→ TASK STATEMENT: Send back the entries below exactly as they appear.

[Start ENTRIES PROVIDED]

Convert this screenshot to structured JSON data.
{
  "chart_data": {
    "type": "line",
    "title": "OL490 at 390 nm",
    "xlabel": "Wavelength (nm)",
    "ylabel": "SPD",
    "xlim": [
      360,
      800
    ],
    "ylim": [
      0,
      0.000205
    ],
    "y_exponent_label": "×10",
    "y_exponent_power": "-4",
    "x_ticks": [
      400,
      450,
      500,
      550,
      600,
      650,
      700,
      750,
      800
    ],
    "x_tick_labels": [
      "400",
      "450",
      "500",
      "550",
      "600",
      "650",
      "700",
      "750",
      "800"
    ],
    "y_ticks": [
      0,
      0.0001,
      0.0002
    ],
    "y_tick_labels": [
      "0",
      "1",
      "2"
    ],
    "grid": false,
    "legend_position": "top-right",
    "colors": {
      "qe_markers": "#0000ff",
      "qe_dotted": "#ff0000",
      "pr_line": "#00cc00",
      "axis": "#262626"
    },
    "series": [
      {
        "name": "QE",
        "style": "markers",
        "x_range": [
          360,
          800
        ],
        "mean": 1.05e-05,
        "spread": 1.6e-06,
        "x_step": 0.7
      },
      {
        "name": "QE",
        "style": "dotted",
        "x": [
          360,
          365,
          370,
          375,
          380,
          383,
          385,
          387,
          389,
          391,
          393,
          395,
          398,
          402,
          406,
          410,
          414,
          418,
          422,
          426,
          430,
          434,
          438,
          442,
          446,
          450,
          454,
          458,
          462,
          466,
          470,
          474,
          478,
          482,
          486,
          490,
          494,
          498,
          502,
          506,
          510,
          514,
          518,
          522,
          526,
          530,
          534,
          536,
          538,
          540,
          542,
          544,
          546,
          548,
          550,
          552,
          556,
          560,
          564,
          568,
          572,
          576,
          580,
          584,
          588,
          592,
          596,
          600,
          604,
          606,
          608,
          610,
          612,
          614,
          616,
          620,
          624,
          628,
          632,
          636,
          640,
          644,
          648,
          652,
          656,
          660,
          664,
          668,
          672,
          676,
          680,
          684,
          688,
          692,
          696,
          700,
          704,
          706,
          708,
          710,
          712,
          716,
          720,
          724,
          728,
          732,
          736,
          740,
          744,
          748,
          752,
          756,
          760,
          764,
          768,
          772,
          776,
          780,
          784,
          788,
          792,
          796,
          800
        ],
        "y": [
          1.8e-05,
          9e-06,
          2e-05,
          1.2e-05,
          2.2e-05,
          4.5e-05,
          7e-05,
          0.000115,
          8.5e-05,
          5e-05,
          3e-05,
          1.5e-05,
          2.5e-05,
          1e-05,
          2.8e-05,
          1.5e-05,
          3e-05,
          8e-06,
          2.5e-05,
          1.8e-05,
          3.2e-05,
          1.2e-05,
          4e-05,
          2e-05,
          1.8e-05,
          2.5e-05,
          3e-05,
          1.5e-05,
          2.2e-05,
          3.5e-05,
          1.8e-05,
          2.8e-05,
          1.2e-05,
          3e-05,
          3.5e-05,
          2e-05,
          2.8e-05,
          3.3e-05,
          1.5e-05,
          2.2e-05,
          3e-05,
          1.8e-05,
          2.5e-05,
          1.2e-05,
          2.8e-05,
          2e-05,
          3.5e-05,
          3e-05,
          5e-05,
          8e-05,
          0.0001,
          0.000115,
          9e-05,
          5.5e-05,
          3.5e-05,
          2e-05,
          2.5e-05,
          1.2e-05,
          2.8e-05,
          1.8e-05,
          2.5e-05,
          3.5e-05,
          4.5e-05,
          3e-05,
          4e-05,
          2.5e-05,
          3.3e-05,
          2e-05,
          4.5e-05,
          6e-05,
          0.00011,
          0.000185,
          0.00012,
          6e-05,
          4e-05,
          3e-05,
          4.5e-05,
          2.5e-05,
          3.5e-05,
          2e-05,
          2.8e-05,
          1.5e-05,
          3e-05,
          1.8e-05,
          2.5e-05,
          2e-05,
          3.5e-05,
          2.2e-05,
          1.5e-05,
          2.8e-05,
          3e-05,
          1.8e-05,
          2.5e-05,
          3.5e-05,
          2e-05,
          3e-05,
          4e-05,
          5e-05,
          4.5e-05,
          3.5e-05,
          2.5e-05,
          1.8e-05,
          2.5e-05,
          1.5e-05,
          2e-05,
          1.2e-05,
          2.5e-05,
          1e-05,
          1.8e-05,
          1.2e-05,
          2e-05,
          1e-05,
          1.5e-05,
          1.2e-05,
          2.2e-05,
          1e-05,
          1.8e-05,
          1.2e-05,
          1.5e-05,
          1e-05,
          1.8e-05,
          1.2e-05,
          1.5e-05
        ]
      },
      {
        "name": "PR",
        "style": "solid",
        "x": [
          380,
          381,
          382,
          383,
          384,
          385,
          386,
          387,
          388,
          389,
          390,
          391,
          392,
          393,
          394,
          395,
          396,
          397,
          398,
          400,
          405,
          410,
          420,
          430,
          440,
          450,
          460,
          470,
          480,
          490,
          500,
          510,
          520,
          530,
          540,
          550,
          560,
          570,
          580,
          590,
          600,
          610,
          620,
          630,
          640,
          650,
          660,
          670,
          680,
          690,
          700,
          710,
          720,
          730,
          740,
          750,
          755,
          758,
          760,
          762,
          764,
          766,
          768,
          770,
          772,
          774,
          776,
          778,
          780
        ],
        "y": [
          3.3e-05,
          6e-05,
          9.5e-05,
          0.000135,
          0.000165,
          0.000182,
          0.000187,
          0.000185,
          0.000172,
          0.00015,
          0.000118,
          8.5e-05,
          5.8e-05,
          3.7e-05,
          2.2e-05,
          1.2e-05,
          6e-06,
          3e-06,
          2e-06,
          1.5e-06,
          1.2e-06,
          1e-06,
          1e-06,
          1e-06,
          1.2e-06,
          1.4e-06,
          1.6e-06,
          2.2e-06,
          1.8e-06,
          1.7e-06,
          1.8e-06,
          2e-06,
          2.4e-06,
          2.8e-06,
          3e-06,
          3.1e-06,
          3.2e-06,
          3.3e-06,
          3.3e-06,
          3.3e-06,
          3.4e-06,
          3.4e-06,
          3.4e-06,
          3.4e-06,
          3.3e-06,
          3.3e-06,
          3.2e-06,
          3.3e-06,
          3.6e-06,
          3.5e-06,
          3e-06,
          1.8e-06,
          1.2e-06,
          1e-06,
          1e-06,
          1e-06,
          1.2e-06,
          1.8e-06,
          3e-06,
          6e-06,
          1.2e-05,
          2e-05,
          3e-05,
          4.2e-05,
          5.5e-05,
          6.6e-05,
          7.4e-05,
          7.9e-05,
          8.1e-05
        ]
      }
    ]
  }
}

[End ENTRIES PROVIDED]

→ ANSWER FOR THE TASK:
Convert this screenshot to structured JSON data.
{
  "chart_data": {
    "type": "line",
    "title": "OL490 at 390 nm",
    "xlabel": "Wavelength (nm)",
    "ylabel": "SPD",
    "xlim": [
      360,
      800
    ],
    "ylim": [
      0,
      0.000205
    ],
    "y_exponent_label": "×10",
    "y_exponent_power": "-4",
    "x_ticks": [
      400,
      450,
      500,
      550,
      600,
      650,
      700,
      750,
      800
    ],
    "x_tick_labels": [
      "400",
      "450",
      "500",
      "550",
      "600",
      "650",
      "700",
      "750",
      "800"
    ],
    "y_ticks": [
      0,
      0.0001,
      0.0002
    ],
    "y_tick_labels": [
      "0",
      "1",
      "2"
    ],
    "grid": false,
    "legend_position": "top-right",
    "colors": {
      "qe_markers": "#0000ff",
      "qe_dotted": "#ff0000",
      "pr_line": "#00cc00",
      "axis": "#262626"
    },
    "series": [
      {
        "name": "QE",
        "style": "markers",
        "x_range": [
          360,
          800
        ],
        "mean": 1.05e-05,
        "spread": 1.6e-06,
        "x_step": 0.7
      },
      {
        "name": "QE",
        "style": "dotted",
        "x": [
          360,
          365,
          370,
          375,
          380,
          383,
          385,
          387,
          389,
          391,
          393,
          395,
          398,
          402,
          406,
          410,
          414,
          418,
          422,
          426,
          430,
          434,
          438,
          442,
          446,
          450,
          454,
          458,
          462,
          466,
          470,
          474,
          478,
          482,
          486,
          490,
          494,
          498,
          502,
          506,
          510,
          514,
          518,
          522,
          526,
          530,
          534,
          536,
          538,
          540,
          542,
          544,
          546,
          548,
          550,
          552,
          556,
          560,
          564,
          568,
          572,
          576,
          580,
          584,
          588,
          592,
          596,
          600,
          604,
          606,
          608,
          610,
          612,
          614,
          616,
          620,
          624,
          628,
          632,
          636,
          640,
          644,
          648,
          652,
          656,
          660,
          664,
          668,
          672,
          676,
          680,
          684,
          688,
          692,
          696,
          700,
          704,
          706,
          708,
          710,
          712,
          716,
          720,
          724,
          728,
          732,
          736,
          740,
          744,
          748,
          752,
          756,
          760,
          764,
          768,
          772,
          776,
          780,
          784,
          788,
          792,
          796,
          800
        ],
        "y": [
          1.8e-05,
          9e-06,
          2e-05,
          1.2e-05,
          2.2e-05,
          4.5e-05,
          7e-05,
          0.000115,
          8.5e-05,
          5e-05,
          3e-05,
          1.5e-05,
          2.5e-05,
          1e-05,
          2.8e-05,
          1.5e-05,
          3e-05,
          8e-06,
          2.5e-05,
          1.8e-05,
          3.2e-05,
          1.2e-05,
          4e-05,
          2e-05,
          1.8e-05,
          2.5e-05,
          3e-05,
          1.5e-05,
          2.2e-05,
          3.5e-05,
          1.8e-05,
          2.8e-05,
          1.2e-05,
          3e-05,
          3.5e-05,
          2e-05,
          2.8e-05,
          3.3e-05,
          1.5e-05,
          2.2e-05,
          3e-05,
          1.8e-05,
          2.5e-05,
          1.2e-05,
          2.8e-05,
          2e-05,
          3.5e-05,
          3e-05,
          5e-05,
          8e-05,
          0.0001,
          0.000115,
          9e-05,
          5.5e-05,
          3.5e-05,
          2e-05,
          2.5e-05,
          1.2e-05,
          2.8e-05,
          1.8e-05,
          2.5e-05,
          3.5e-05,
          4.5e-05,
          3e-05,
          4e-05,
          2.5e-05,
          3.3e-05,
          2e-05,
          4.5e-05,
          6e-05,
          0.00011,
          0.000185,
          0.00012,
          6e-05,
          4e-05,
          3e-05,
          4.5e-05,
          2.5e-05,
          3.5e-05,
          2e-05,
          2.8e-05,
          1.5e-05,
          3e-05,
          1.8e-05,
          2.5e-05,
          2e-05,
          3.5e-05,
          2.2e-05,
          1.5e-05,
          2.8e-05,
          3e-05,
          1.8e-05,
          2.5e-05,
          3.5e-05,
          2e-05,
          3e-05,
          4e-05,
          5e-05,
          4.5e-05,
          3.5e-05,
          2.5e-05,
          1.8e-05,
          2.5e-05,
          1.5e-05,
          2e-05,
          1.2e-05,
          2.5e-05,
          1e-05,
          1.8e-05,
          1.2e-05,
          2e-05,
          1e-05,
          1.5e-05,
          1.2e-05,
          2.2e-05,
          1e-05,
          1.8e-05,
          1.2e-05,
          1.5e-05,
          1e-05,
          1.8e-05,
          1.2e-05,
          1.5e-05
        ]
      },
      {
        "name": "PR",
        "style": "solid",
        "x": [
          380,
          381,
          382,
          383,
          384,
          385,
          386,
          387,
          388,
          389,
          390,
          391,
          392,
          393,
          394,
          395,
          396,
          397,
          398,
          400,
          405,
          410,
          420,
          430,
          440,
          450,
          460,
          470,
          480,
          490,
          500,
          510,
          520,
          530,
          540,
          550,
          560,
          570,
          580,
          590,
          600,
          610,
          620,
          630,
          640,
          650,
          660,
          670,
          680,
          690,
          700,
          710,
          720,
          730,
          740,
          750,
          755,
          758,
          760,
          762,
          764,
          766,
          768,
          770,
          772,
          774,
          776,
          778,
          780
        ],
        "y": [
          3.3e-05,
          6e-05,
          9.5e-05,
          0.000135,
          0.000165,
          0.000182,
          0.000187,
          0.000185,
          0.000172,
          0.00015,
          0.000118,
          8.5e-05,
          5.8e-05,
          3.7e-05,
          2.2e-05,
          1.2e-05,
          6e-06,
          3e-06,
          2e-06,
          1.5e-06,
          1.2e-06,
          1e-06,
          1e-06,
          1e-06,
          1.2e-06,
          1.4e-06,
          1.6e-06,
          2.2e-06,
          1.8e-06,
          1.7e-06,
          1.8e-06,
          2e-06,
          2.4e-06,
          2.8e-06,
          3e-06,
          3.1e-06,
          3.2e-06,
          3.3e-06,
          3.3e-06,
          3.3e-06,
          3.4e-06,
          3.4e-06,
          3.4e-06,
          3.4e-06,
          3.3e-06,
          3.3e-06,
          3.2e-06,
          3.3e-06,
          3.6e-06,
          3.5e-06,
          3e-06,
          1.8e-06,
          1.2e-06,
          1e-06,
          1e-06,
          1e-06,
          1.2e-06,
          1.8e-06,
          3e-06,
          6e-06,
          1.2e-05,
          2e-05,
          3e-05,
          4.2e-05,
          5.5e-05,
          6.6e-05,
          7.4e-05,
          7.9e-05,
          8.1e-05
        ]
      }
    ]
  }
}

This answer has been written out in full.